• TASK OBJECTIVE: Return each line holding the string "degrees".

• RECORD EXTRACTS:

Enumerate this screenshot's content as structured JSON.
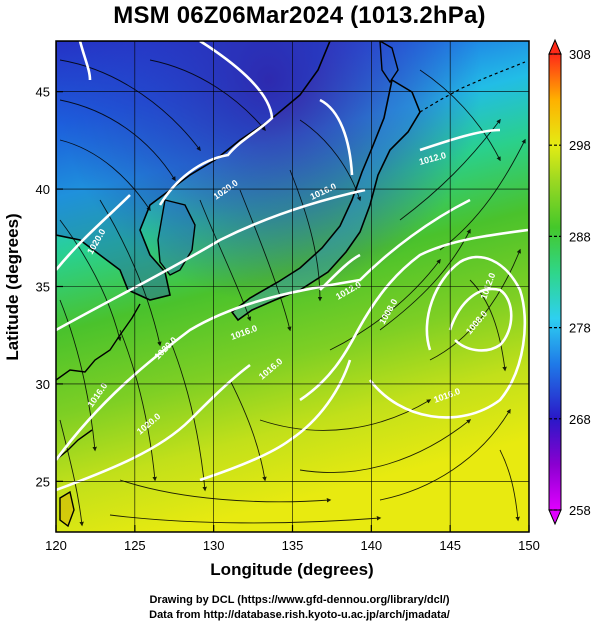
{
  "title": "MSM 06Z06Mar2024 (1013.2hPa)",
  "x_axis": {
    "label": "Longitude (degrees)",
    "range": [
      120,
      150
    ],
    "ticks": [
      "120",
      "125",
      "130",
      "135",
      "140",
      "145",
      "150"
    ]
  },
  "y_axis": {
    "label": "Latitude (degrees)",
    "range": [
      22.4,
      47.6
    ],
    "ticks": [
      "25",
      "30",
      "35",
      "40",
      "45"
    ]
  },
  "colorbar": {
    "range": [
      258,
      308
    ],
    "ticks": [
      "258",
      "268",
      "278",
      "288",
      "298",
      "308"
    ]
  },
  "isobars": {
    "color": "#ffffff",
    "labels": [
      "1020.0",
      "1020.0",
      "1016.0",
      "1016.0",
      "1012.0",
      "1020.0",
      "1016.0",
      "1012.0",
      "1008.0",
      "1020.0",
      "1016.0",
      "1012.0",
      "1008.0",
      "1016.0"
    ]
  },
  "credits": {
    "line1": "Drawing by DCL (https://www.gfd-dennou.org/library/dcl/)",
    "line2": "Data from http://database.rish.kyoto-u.ac.jp/arch/jmadata/"
  }
}
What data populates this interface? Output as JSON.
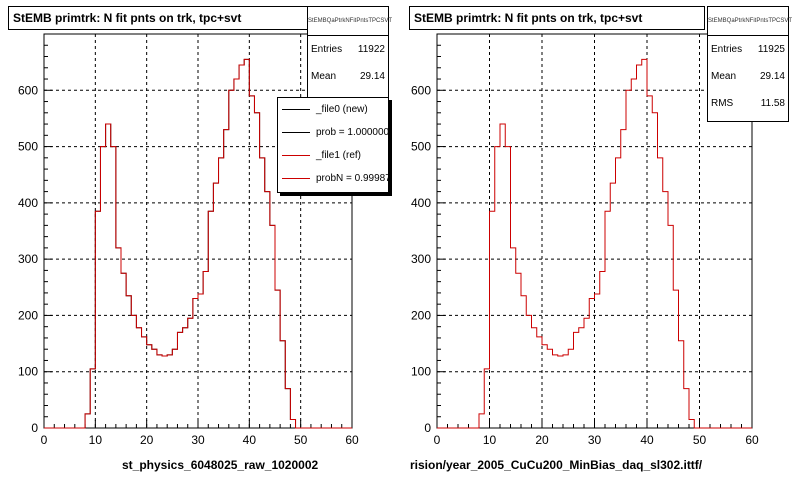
{
  "colors": {
    "new": "#000000",
    "ref": "#cc0000",
    "grid": "#000000"
  },
  "footer": "",
  "chart_data": [
    {
      "type": "bar",
      "title": "StEMB primtrk: N fit pnts on trk, tpc+svt",
      "xlabel": "st_physics_6048025_raw_1020002",
      "xlim": [
        0,
        60
      ],
      "ylim": [
        0,
        700
      ],
      "xticks": [
        0,
        10,
        20,
        30,
        40,
        50,
        60
      ],
      "yticks": [
        0,
        100,
        200,
        300,
        400,
        500,
        600
      ],
      "bin_width": 1,
      "grid": true,
      "stats": {
        "name": "StEMBQaPtrkNFitPntsTPCSVT",
        "entries_label": "Entries",
        "entries": "11922",
        "mean_label": "Mean",
        "mean": "29.14"
      },
      "legend": {
        "placement": "top-right",
        "entries": [
          {
            "label": "_file0 (new)",
            "color": "#000000"
          },
          {
            "label": "prob = 1.000000",
            "color": "#000000"
          },
          {
            "label": "_file1 (ref)",
            "color": "#cc0000"
          },
          {
            "label": "probN = 0.999875",
            "color": "#cc0000"
          }
        ]
      },
      "series": [
        {
          "name": "_file0 (new)",
          "values": [
            0,
            0,
            0,
            0,
            0,
            0,
            0,
            0,
            25,
            105,
            385,
            500,
            540,
            500,
            320,
            275,
            235,
            200,
            178,
            162,
            148,
            140,
            130,
            128,
            130,
            140,
            170,
            178,
            195,
            230,
            238,
            278,
            385,
            435,
            480,
            530,
            600,
            620,
            645,
            655,
            590,
            560,
            480,
            420,
            360,
            245,
            155,
            70,
            15,
            0,
            0,
            0,
            0,
            0,
            0,
            0,
            0,
            0,
            0,
            0
          ]
        },
        {
          "name": "_file1 (ref)",
          "values": [
            0,
            0,
            0,
            0,
            0,
            0,
            0,
            0,
            25,
            105,
            385,
            500,
            540,
            500,
            320,
            275,
            235,
            200,
            178,
            162,
            148,
            140,
            130,
            128,
            130,
            140,
            170,
            178,
            195,
            230,
            238,
            278,
            385,
            435,
            480,
            530,
            600,
            620,
            645,
            655,
            590,
            560,
            480,
            420,
            360,
            245,
            155,
            70,
            15,
            0,
            0,
            0,
            0,
            0,
            0,
            0,
            0,
            0,
            0,
            0
          ]
        }
      ]
    },
    {
      "type": "bar",
      "title": "StEMB primtrk: N fit pnts on trk, tpc+svt",
      "xlabel": "rision/year_2005_CuCu200_MinBias_daq_sl302.ittf/",
      "xlim": [
        0,
        60
      ],
      "ylim": [
        0,
        700
      ],
      "xticks": [
        0,
        10,
        20,
        30,
        40,
        50,
        60
      ],
      "yticks": [
        0,
        100,
        200,
        300,
        400,
        500,
        600
      ],
      "bin_width": 1,
      "grid": true,
      "stats": {
        "name": "StEMBQaPtrkNFitPntsTPCSVT",
        "entries_label": "Entries",
        "entries": "11925",
        "mean_label": "Mean",
        "mean": "29.14",
        "rms_label": "RMS",
        "rms": "11.58"
      },
      "series": [
        {
          "name": "",
          "values": [
            0,
            0,
            0,
            0,
            0,
            0,
            0,
            0,
            25,
            105,
            385,
            500,
            540,
            500,
            320,
            275,
            235,
            200,
            178,
            162,
            148,
            140,
            130,
            128,
            130,
            140,
            170,
            178,
            195,
            230,
            238,
            278,
            385,
            435,
            480,
            530,
            600,
            620,
            645,
            655,
            590,
            560,
            480,
            420,
            360,
            245,
            155,
            70,
            15,
            0,
            0,
            0,
            0,
            0,
            0,
            0,
            0,
            0,
            0,
            0
          ]
        }
      ]
    }
  ]
}
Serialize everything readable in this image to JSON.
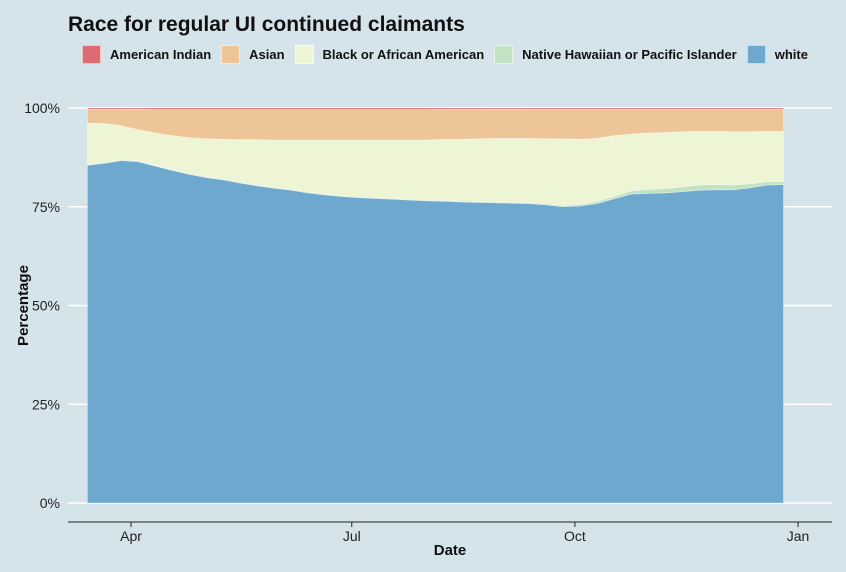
{
  "chart_data": {
    "type": "area",
    "title": "Race for regular UI continued claimants",
    "xlabel": "Date",
    "ylabel": "Percentage",
    "ylim": [
      0,
      100
    ],
    "y_ticks": [
      {
        "value": 0,
        "label": "0%"
      },
      {
        "value": 25,
        "label": "25%"
      },
      {
        "value": 50,
        "label": "50%"
      },
      {
        "value": 75,
        "label": "75%"
      },
      {
        "value": 100,
        "label": "100%"
      }
    ],
    "x_ticks": [
      {
        "date": "2020-04-01",
        "label": "Apr"
      },
      {
        "date": "2020-07-01",
        "label": "Jul"
      },
      {
        "date": "2020-10-01",
        "label": "Oct"
      },
      {
        "date": "2021-01-01",
        "label": "Jan"
      }
    ],
    "xlim": [
      "2020-03-06",
      "2021-01-15"
    ],
    "grid": true,
    "legend_position": "top",
    "dates": [
      "2020-03-14",
      "2020-03-21",
      "2020-03-28",
      "2020-04-04",
      "2020-04-11",
      "2020-04-18",
      "2020-04-25",
      "2020-05-02",
      "2020-05-09",
      "2020-05-16",
      "2020-05-23",
      "2020-05-30",
      "2020-06-06",
      "2020-06-13",
      "2020-06-20",
      "2020-06-27",
      "2020-07-04",
      "2020-07-11",
      "2020-07-18",
      "2020-07-25",
      "2020-08-01",
      "2020-08-08",
      "2020-08-15",
      "2020-08-22",
      "2020-08-29",
      "2020-09-05",
      "2020-09-12",
      "2020-09-19",
      "2020-09-26",
      "2020-10-03",
      "2020-10-10",
      "2020-10-17",
      "2020-10-24",
      "2020-10-31",
      "2020-11-07",
      "2020-11-14",
      "2020-11-21",
      "2020-11-28",
      "2020-12-05",
      "2020-12-12",
      "2020-12-19",
      "2020-12-26"
    ],
    "series": [
      {
        "name": "white",
        "color": "#6fa8cf",
        "values": [
          85.5,
          86.0,
          86.7,
          86.4,
          85.3,
          84.2,
          83.2,
          82.4,
          81.8,
          81.0,
          80.3,
          79.7,
          79.2,
          78.5,
          78.0,
          77.6,
          77.3,
          77.1,
          76.9,
          76.7,
          76.5,
          76.4,
          76.2,
          76.1,
          76.0,
          75.9,
          75.8,
          75.5,
          75.0,
          75.2,
          75.8,
          77.0,
          78.2,
          78.4,
          78.5,
          78.8,
          79.2,
          79.3,
          79.3,
          79.8,
          80.5,
          80.6
        ]
      },
      {
        "name": "Native Hawaiian or Pacific Islander",
        "color": "#c2e2c4",
        "values": [
          0.2,
          0.2,
          0.2,
          0.2,
          0.2,
          0.2,
          0.2,
          0.2,
          0.2,
          0.2,
          0.2,
          0.2,
          0.2,
          0.2,
          0.2,
          0.2,
          0.2,
          0.2,
          0.2,
          0.2,
          0.2,
          0.2,
          0.2,
          0.2,
          0.2,
          0.2,
          0.2,
          0.3,
          0.3,
          0.4,
          0.5,
          0.6,
          0.8,
          1.0,
          1.1,
          1.2,
          1.3,
          1.3,
          1.2,
          1.0,
          0.8,
          0.8
        ]
      },
      {
        "name": "Black or African American",
        "color": "#eef5d4",
        "values": [
          10.5,
          9.9,
          8.6,
          7.9,
          8.2,
          8.6,
          9.1,
          9.6,
          10.1,
          10.8,
          11.5,
          12.0,
          12.5,
          13.2,
          13.7,
          14.1,
          14.4,
          14.6,
          14.8,
          15.0,
          15.2,
          15.5,
          15.7,
          15.9,
          16.1,
          16.2,
          16.3,
          16.4,
          16.9,
          16.5,
          16.0,
          15.4,
          14.4,
          14.3,
          14.2,
          14.0,
          13.6,
          13.5,
          13.5,
          13.2,
          12.8,
          12.7
        ]
      },
      {
        "name": "Asian",
        "color": "#eec598",
        "values": [
          3.5,
          3.6,
          4.2,
          5.2,
          5.9,
          6.6,
          7.1,
          7.4,
          7.5,
          7.6,
          7.6,
          7.7,
          7.7,
          7.7,
          7.7,
          7.7,
          7.7,
          7.7,
          7.7,
          7.7,
          7.7,
          7.6,
          7.6,
          7.5,
          7.4,
          7.4,
          7.4,
          7.5,
          7.5,
          7.6,
          7.4,
          6.7,
          6.3,
          6.0,
          5.9,
          5.7,
          5.6,
          5.6,
          5.7,
          5.7,
          5.6,
          5.6
        ]
      },
      {
        "name": "American Indian",
        "color": "#dc6b72",
        "values": [
          0.3,
          0.3,
          0.3,
          0.3,
          0.4,
          0.4,
          0.4,
          0.4,
          0.4,
          0.4,
          0.4,
          0.4,
          0.4,
          0.4,
          0.4,
          0.4,
          0.4,
          0.4,
          0.4,
          0.4,
          0.4,
          0.3,
          0.3,
          0.3,
          0.3,
          0.3,
          0.3,
          0.3,
          0.3,
          0.3,
          0.3,
          0.3,
          0.3,
          0.3,
          0.3,
          0.3,
          0.3,
          0.3,
          0.3,
          0.3,
          0.3,
          0.3
        ]
      }
    ],
    "legend": [
      {
        "name": "American Indian",
        "color": "#dc6b72"
      },
      {
        "name": "Asian",
        "color": "#eec598"
      },
      {
        "name": "Black or African American",
        "color": "#eef5d4"
      },
      {
        "name": "Native Hawaiian or Pacific Islander",
        "color": "#c2e2c4"
      },
      {
        "name": "white",
        "color": "#6fa8cf"
      }
    ]
  }
}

• TASK OUTPUT:
    "label": "Longitude (degrees)",
    "label": "Latitude (degrees)",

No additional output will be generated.